(Stored data entries)
***

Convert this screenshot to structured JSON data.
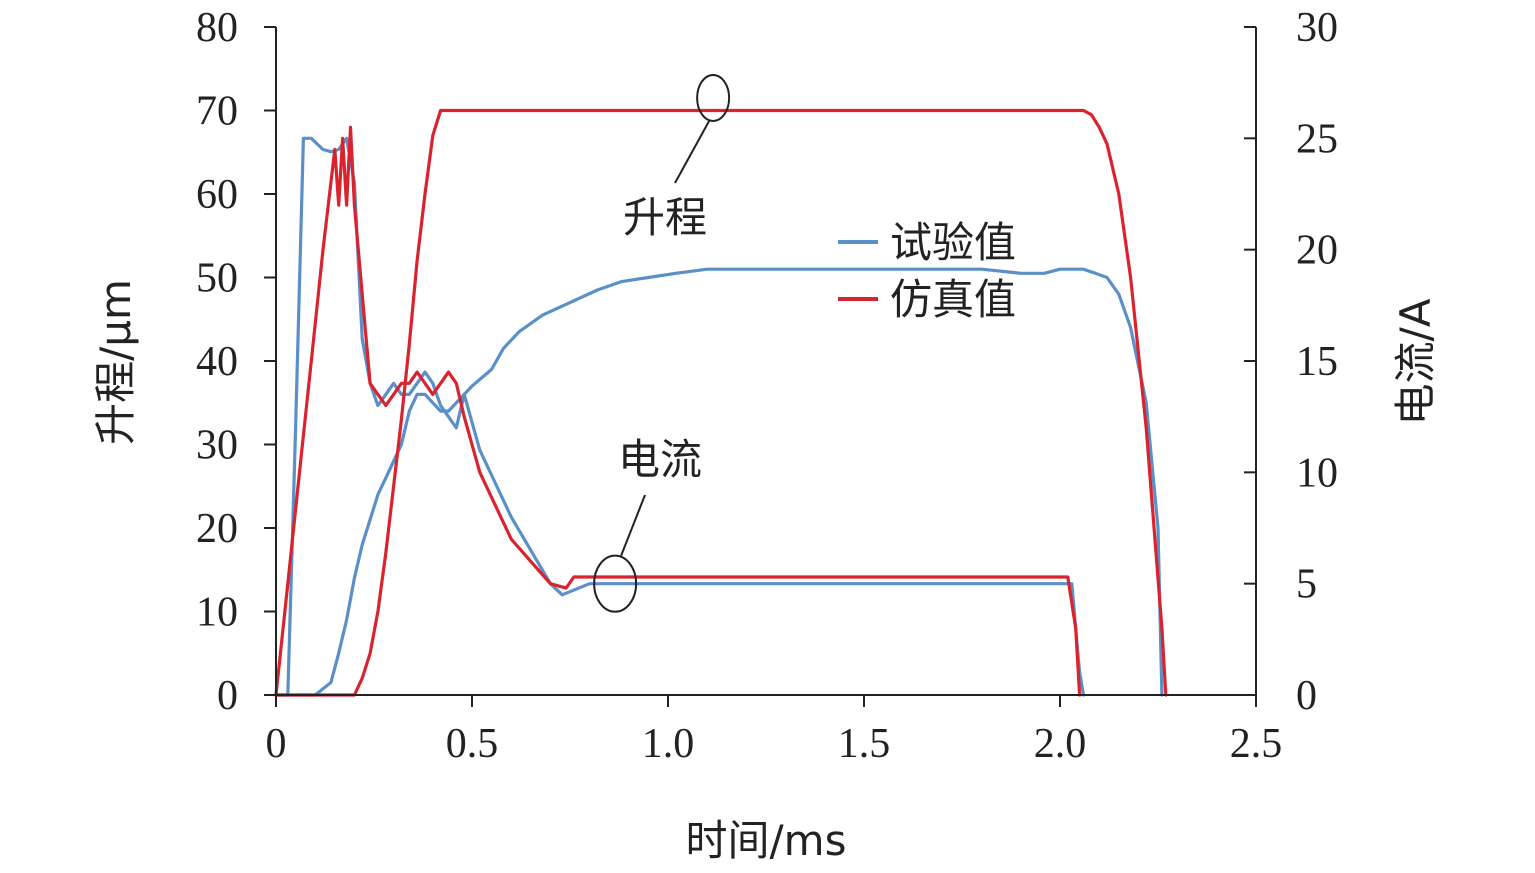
{
  "chart_data": {
    "type": "line",
    "xlabel": "时间/ms",
    "ylabel_left": "升程/μm",
    "ylabel_right": "电流/A",
    "xlim": [
      0,
      2.5
    ],
    "ylim_left": [
      0,
      80
    ],
    "ylim_right": [
      0,
      30
    ],
    "x_ticks": [
      "0",
      "0.5",
      "1.0",
      "1.5",
      "2.0",
      "2.5"
    ],
    "y_left_ticks": [
      "0",
      "10",
      "20",
      "30",
      "40",
      "50",
      "60",
      "70",
      "80"
    ],
    "y_right_ticks": [
      "0",
      "5",
      "10",
      "15",
      "20",
      "25",
      "30"
    ],
    "legend": {
      "position": "center-right",
      "entries": [
        {
          "name": "试验值",
          "color": "#5b8fc7"
        },
        {
          "name": "仿真值",
          "color": "#d9232e"
        }
      ]
    },
    "annotations": [
      {
        "text": "升程",
        "points_to": {
          "x": 1.11,
          "y": 71.5,
          "axis": "left"
        }
      },
      {
        "text": "电流",
        "points_to": {
          "x": 0.86,
          "y": 5.0,
          "axis": "right"
        }
      }
    ],
    "series": [
      {
        "name": "试验值",
        "quantity": "lift",
        "axis": "left",
        "color": "#5b8fc7",
        "x": [
          0.0,
          0.02,
          0.06,
          0.1,
          0.14,
          0.16,
          0.18,
          0.2,
          0.22,
          0.24,
          0.26,
          0.28,
          0.3,
          0.32,
          0.34,
          0.36,
          0.38,
          0.4,
          0.42,
          0.44,
          0.46,
          0.48,
          0.5,
          0.55,
          0.58,
          0.62,
          0.68,
          0.75,
          0.82,
          0.88,
          0.95,
          1.02,
          1.1,
          1.2,
          1.3,
          1.4,
          1.5,
          1.6,
          1.7,
          1.8,
          1.9,
          1.96,
          2.0,
          2.02,
          2.04,
          2.06,
          2.09,
          2.12,
          2.15,
          2.18,
          2.22,
          2.25,
          2.26
        ],
        "y": [
          0,
          0,
          0,
          0,
          1.5,
          5,
          9,
          14,
          18,
          21,
          24,
          26,
          28,
          30,
          34,
          36,
          36,
          35,
          34,
          34,
          35,
          36,
          37,
          39,
          41.5,
          43.5,
          45.5,
          47,
          48.5,
          49.5,
          50,
          50.5,
          51,
          51,
          51,
          51,
          51,
          51,
          51,
          51,
          50.5,
          50.5,
          51,
          51,
          51,
          51,
          50.5,
          50,
          48,
          44,
          35,
          20,
          0
        ]
      },
      {
        "name": "试验值",
        "quantity": "current",
        "axis": "right",
        "color": "#5b8fc7",
        "x": [
          0.0,
          0.03,
          0.05,
          0.07,
          0.09,
          0.12,
          0.14,
          0.16,
          0.18,
          0.2,
          0.22,
          0.24,
          0.26,
          0.28,
          0.3,
          0.32,
          0.34,
          0.36,
          0.38,
          0.4,
          0.42,
          0.44,
          0.46,
          0.48,
          0.52,
          0.56,
          0.6,
          0.65,
          0.7,
          0.73,
          0.8,
          0.9,
          1.0,
          1.2,
          1.4,
          1.6,
          1.8,
          1.95,
          2.03,
          2.05,
          2.06
        ],
        "y": [
          0,
          0,
          12,
          25,
          25,
          24.5,
          24.4,
          24.5,
          25,
          23,
          16,
          14,
          13,
          13.5,
          14,
          13.5,
          13.5,
          14,
          14.5,
          14,
          13,
          12.5,
          12,
          13.5,
          11,
          9.5,
          8,
          6.5,
          5,
          4.5,
          5,
          5,
          5,
          5,
          5,
          5,
          5,
          5,
          5,
          1,
          0
        ]
      },
      {
        "name": "仿真值",
        "quantity": "lift",
        "axis": "left",
        "color": "#d9232e",
        "x": [
          0.0,
          0.19,
          0.2,
          0.22,
          0.24,
          0.26,
          0.28,
          0.3,
          0.32,
          0.34,
          0.36,
          0.38,
          0.4,
          0.42,
          0.5,
          1.0,
          1.5,
          2.0,
          2.06,
          2.08,
          2.1,
          2.12,
          2.15,
          2.18,
          2.22,
          2.26,
          2.27
        ],
        "y": [
          0,
          0,
          0,
          2,
          5,
          10,
          17,
          25,
          33,
          42,
          52,
          60,
          67,
          70,
          70,
          70,
          70,
          70,
          70,
          69.5,
          68,
          66,
          60,
          50,
          32,
          8,
          0
        ]
      },
      {
        "name": "仿真值",
        "quantity": "current",
        "axis": "right",
        "color": "#d9232e",
        "x": [
          0.0,
          0.03,
          0.06,
          0.09,
          0.12,
          0.15,
          0.16,
          0.17,
          0.18,
          0.19,
          0.2,
          0.22,
          0.24,
          0.26,
          0.28,
          0.3,
          0.32,
          0.34,
          0.36,
          0.38,
          0.4,
          0.42,
          0.44,
          0.46,
          0.48,
          0.52,
          0.56,
          0.6,
          0.65,
          0.7,
          0.74,
          0.76,
          2.02,
          2.04,
          2.05
        ],
        "y": [
          0,
          5,
          10,
          15,
          20,
          24.5,
          22,
          25,
          22,
          25.5,
          22,
          18,
          14,
          13.5,
          13,
          13.5,
          14,
          14,
          14.5,
          14,
          13.5,
          14,
          14.5,
          14,
          12.5,
          10,
          8.5,
          7,
          6,
          5,
          4.8,
          5.3,
          5.3,
          3,
          0
        ]
      }
    ]
  }
}
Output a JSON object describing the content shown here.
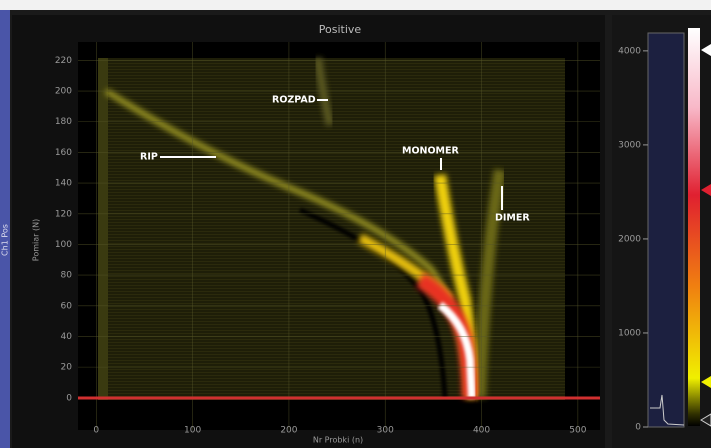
{
  "chart_data": {
    "type": "heatmap",
    "title": "Positive",
    "x_label": "Nr Probki (n)",
    "y_label": "Pomiar (N)",
    "side_label": "Ch1 Pos",
    "xlim": [
      -19,
      523
    ],
    "xticks": [
      0,
      100,
      200,
      300,
      400,
      500
    ],
    "ylim": [
      -21,
      232
    ],
    "yticks": [
      0,
      20,
      40,
      60,
      80,
      100,
      120,
      140,
      160,
      180,
      200,
      220
    ],
    "grid": true,
    "annotations": [
      "ROZPAD",
      "RIP",
      "MONOMER",
      "DIMER"
    ],
    "colorbar": {
      "lim": [
        0,
        4190
      ],
      "ticks": [
        0,
        1000,
        2000,
        3000,
        4000
      ]
    }
  }
}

***

◆ YOUR TASK
Write out the entries above word for word. Do not include the pictures.

◆ RIGHT ANSWER
Convert this screenshot to structured JSON data.
{
  "chart_data": {
    "type": "line",
    "xlabel": "时间/ms",
    "ylabel_left": "升程/μm",
    "ylabel_right": "电流/A",
    "xlim": [
      0,
      2.5
    ],
    "ylim_left": [
      0,
      80
    ],
    "ylim_right": [
      0,
      30
    ],
    "x_ticks": [
      "0",
      "0.5",
      "1.0",
      "1.5",
      "2.0",
      "2.5"
    ],
    "y_left_ticks": [
      "0",
      "10",
      "20",
      "30",
      "40",
      "50",
      "60",
      "70",
      "80"
    ],
    "y_right_ticks": [
      "0",
      "5",
      "10",
      "15",
      "20",
      "25",
      "30"
    ],
    "legend": {
      "position": "center-right",
      "entries": [
        {
          "name": "试验值",
          "color": "#5b8fc7"
        },
        {
          "name": "仿真值",
          "color": "#d9232e"
        }
      ]
    },
    "annotations": [
      {
        "text": "升程",
        "points_to": {
          "x": 1.11,
          "y": 71.5,
          "axis": "left"
        }
      },
      {
        "text": "电流",
        "points_to": {
          "x": 0.86,
          "y": 5.0,
          "axis": "right"
        }
      }
    ],
    "series": [
      {
        "name": "试验值",
        "quantity": "lift",
        "axis": "left",
        "color": "#5b8fc7",
        "x": [
          0.0,
          0.02,
          0.06,
          0.1,
          0.14,
          0.16,
          0.18,
          0.2,
          0.22,
          0.24,
          0.26,
          0.28,
          0.3,
          0.32,
          0.34,
          0.36,
          0.38,
          0.4,
          0.42,
          0.44,
          0.46,
          0.48,
          0.5,
          0.55,
          0.58,
          0.62,
          0.68,
          0.75,
          0.82,
          0.88,
          0.95,
          1.02,
          1.1,
          1.2,
          1.3,
          1.4,
          1.5,
          1.6,
          1.7,
          1.8,
          1.9,
          1.96,
          2.0,
          2.02,
          2.04,
          2.06,
          2.09,
          2.12,
          2.15,
          2.18,
          2.22,
          2.25,
          2.26
        ],
        "y": [
          0,
          0,
          0,
          0,
          1.5,
          5,
          9,
          14,
          18,
          21,
          24,
          26,
          28,
          30,
          34,
          36,
          36,
          35,
          34,
          34,
          35,
          36,
          37,
          39,
          41.5,
          43.5,
          45.5,
          47,
          48.5,
          49.5,
          50,
          50.5,
          51,
          51,
          51,
          51,
          51,
          51,
          51,
          51,
          50.5,
          50.5,
          51,
          51,
          51,
          51,
          50.5,
          50,
          48,
          44,
          35,
          20,
          0
        ]
      },
      {
        "name": "试验值",
        "quantity": "current",
        "axis": "right",
        "color": "#5b8fc7",
        "x": [
          0.0,
          0.03,
          0.05,
          0.07,
          0.09,
          0.12,
          0.14,
          0.16,
          0.18,
          0.2,
          0.22,
          0.24,
          0.26,
          0.28,
          0.3,
          0.32,
          0.34,
          0.36,
          0.38,
          0.4,
          0.42,
          0.44,
          0.46,
          0.48,
          0.52,
          0.56,
          0.6,
          0.65,
          0.7,
          0.73,
          0.8,
          0.9,
          1.0,
          1.2,
          1.4,
          1.6,
          1.8,
          1.95,
          2.03,
          2.05,
          2.06
        ],
        "y": [
          0,
          0,
          12,
          25,
          25,
          24.5,
          24.4,
          24.5,
          25,
          23,
          16,
          14,
          13,
          13.5,
          14,
          13.5,
          13.5,
          14,
          14.5,
          14,
          13,
          12.5,
          12,
          13.5,
          11,
          9.5,
          8,
          6.5,
          5,
          4.5,
          5,
          5,
          5,
          5,
          5,
          5,
          5,
          5,
          5,
          1,
          0
        ]
      },
      {
        "name": "仿真值",
        "quantity": "lift",
        "axis": "left",
        "color": "#d9232e",
        "x": [
          0.0,
          0.19,
          0.2,
          0.22,
          0.24,
          0.26,
          0.28,
          0.3,
          0.32,
          0.34,
          0.36,
          0.38,
          0.4,
          0.42,
          0.5,
          1.0,
          1.5,
          2.0,
          2.06,
          2.08,
          2.1,
          2.12,
          2.15,
          2.18,
          2.22,
          2.26,
          2.27
        ],
        "y": [
          0,
          0,
          0,
          2,
          5,
          10,
          17,
          25,
          33,
          42,
          52,
          60,
          67,
          70,
          70,
          70,
          70,
          70,
          70,
          69.5,
          68,
          66,
          60,
          50,
          32,
          8,
          0
        ]
      },
      {
        "name": "仿真值",
        "quantity": "current",
        "axis": "right",
        "color": "#d9232e",
        "x": [
          0.0,
          0.03,
          0.06,
          0.09,
          0.12,
          0.15,
          0.16,
          0.17,
          0.18,
          0.19,
          0.2,
          0.22,
          0.24,
          0.26,
          0.28,
          0.3,
          0.32,
          0.34,
          0.36,
          0.38,
          0.4,
          0.42,
          0.44,
          0.46,
          0.48,
          0.52,
          0.56,
          0.6,
          0.65,
          0.7,
          0.74,
          0.76,
          2.02,
          2.04,
          2.05
        ],
        "y": [
          0,
          5,
          10,
          15,
          20,
          24.5,
          22,
          25,
          22,
          25.5,
          22,
          18,
          14,
          13.5,
          13,
          13.5,
          14,
          14,
          14.5,
          14,
          13.5,
          14,
          14.5,
          14,
          12.5,
          10,
          8.5,
          7,
          6,
          5,
          4.8,
          5.3,
          5.3,
          3,
          0
        ]
      }
    ]
  }
}
Output a JSON object describing the content shown here.
{
  "chart_data": {
    "type": "heatmap",
    "title": "Positive",
    "x_label": "Nr Probki (n)",
    "y_label": "Pomiar (N)",
    "side_label": "Ch1 Pos",
    "xlim": [
      -19,
      523
    ],
    "xticks": [
      0,
      100,
      200,
      300,
      400,
      500
    ],
    "ylim": [
      -21,
      232
    ],
    "yticks": [
      0,
      20,
      40,
      60,
      80,
      100,
      120,
      140,
      160,
      180,
      200,
      220
    ],
    "grid": true,
    "annotations": [
      "ROZPAD",
      "RIP",
      "MONOMER",
      "DIMER"
    ],
    "colorbar": {
      "lim": [
        0,
        4190
      ],
      "ticks": [
        0,
        1000,
        2000,
        3000,
        4000
      ]
    }
  }
}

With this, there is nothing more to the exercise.